** Start of Materials provided **

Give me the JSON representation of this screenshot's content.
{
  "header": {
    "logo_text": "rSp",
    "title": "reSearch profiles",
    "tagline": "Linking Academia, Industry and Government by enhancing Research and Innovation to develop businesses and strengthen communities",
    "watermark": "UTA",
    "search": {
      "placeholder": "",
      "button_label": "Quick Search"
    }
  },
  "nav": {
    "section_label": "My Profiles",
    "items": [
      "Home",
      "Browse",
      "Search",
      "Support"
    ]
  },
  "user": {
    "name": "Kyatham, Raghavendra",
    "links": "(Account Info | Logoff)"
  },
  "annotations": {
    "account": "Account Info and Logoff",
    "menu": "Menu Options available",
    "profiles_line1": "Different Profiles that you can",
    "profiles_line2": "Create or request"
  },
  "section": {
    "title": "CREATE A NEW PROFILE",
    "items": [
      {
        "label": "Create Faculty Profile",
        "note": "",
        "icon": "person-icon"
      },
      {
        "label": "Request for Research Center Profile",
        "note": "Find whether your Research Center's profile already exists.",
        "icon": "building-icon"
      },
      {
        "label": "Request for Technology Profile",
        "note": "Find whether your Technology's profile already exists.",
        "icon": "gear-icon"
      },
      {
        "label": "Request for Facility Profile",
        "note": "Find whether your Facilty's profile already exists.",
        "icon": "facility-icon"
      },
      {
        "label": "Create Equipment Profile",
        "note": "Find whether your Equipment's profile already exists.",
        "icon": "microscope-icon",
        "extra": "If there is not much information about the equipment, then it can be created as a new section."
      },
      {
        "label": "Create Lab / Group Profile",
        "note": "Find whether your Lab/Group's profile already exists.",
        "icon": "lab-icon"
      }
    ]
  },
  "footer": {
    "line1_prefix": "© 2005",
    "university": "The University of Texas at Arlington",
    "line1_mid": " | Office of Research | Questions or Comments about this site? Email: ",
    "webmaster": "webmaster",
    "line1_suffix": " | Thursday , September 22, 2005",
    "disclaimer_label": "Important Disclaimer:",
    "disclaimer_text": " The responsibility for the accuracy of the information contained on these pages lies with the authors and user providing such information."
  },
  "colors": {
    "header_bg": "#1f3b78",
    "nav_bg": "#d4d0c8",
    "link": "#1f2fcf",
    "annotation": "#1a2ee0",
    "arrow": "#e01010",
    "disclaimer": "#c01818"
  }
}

** End of Materials provided **
** Start of Materials provided **

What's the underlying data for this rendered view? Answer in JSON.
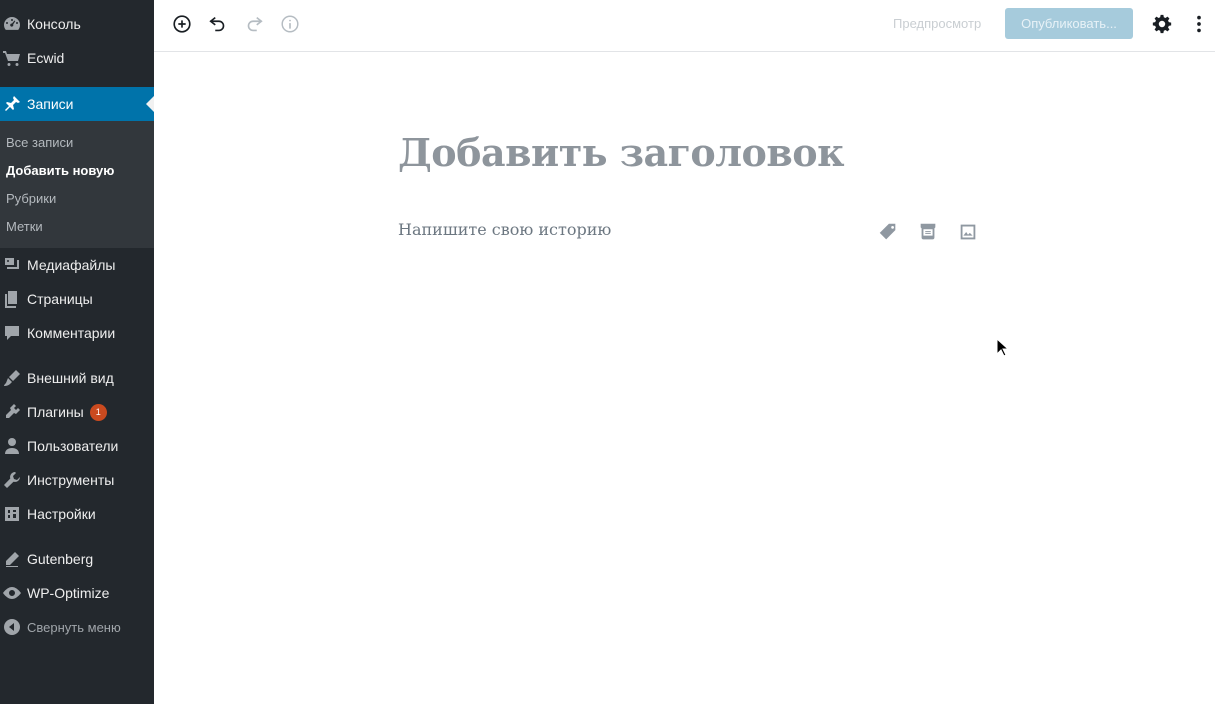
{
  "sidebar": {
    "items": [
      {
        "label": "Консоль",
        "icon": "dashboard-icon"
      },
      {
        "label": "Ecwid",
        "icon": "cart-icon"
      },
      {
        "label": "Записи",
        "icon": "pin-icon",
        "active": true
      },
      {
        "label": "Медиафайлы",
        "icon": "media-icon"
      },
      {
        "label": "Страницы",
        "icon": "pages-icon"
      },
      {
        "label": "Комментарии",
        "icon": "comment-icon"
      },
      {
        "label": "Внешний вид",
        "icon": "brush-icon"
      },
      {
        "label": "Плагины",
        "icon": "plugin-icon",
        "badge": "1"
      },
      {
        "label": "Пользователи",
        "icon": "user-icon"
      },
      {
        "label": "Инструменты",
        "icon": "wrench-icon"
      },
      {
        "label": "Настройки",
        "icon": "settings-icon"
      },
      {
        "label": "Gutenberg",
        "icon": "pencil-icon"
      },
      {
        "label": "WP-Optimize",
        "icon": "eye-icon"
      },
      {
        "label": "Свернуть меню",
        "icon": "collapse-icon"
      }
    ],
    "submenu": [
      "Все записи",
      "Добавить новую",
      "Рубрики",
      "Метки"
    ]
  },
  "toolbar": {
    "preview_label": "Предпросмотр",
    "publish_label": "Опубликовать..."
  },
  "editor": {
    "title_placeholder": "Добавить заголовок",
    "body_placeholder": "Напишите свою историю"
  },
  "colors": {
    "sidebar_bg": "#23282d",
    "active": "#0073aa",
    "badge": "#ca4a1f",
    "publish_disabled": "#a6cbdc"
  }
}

** End of Materials provided **

* [Work to complete]
In the material above, show every line where the word "about" turns up.

* [Result of the task]
        "extra": "If there is not much information about the equipment, then it can be created as a new section."
    "line1_mid": " | Office of Research | Questions or Comments about this site? Email: ",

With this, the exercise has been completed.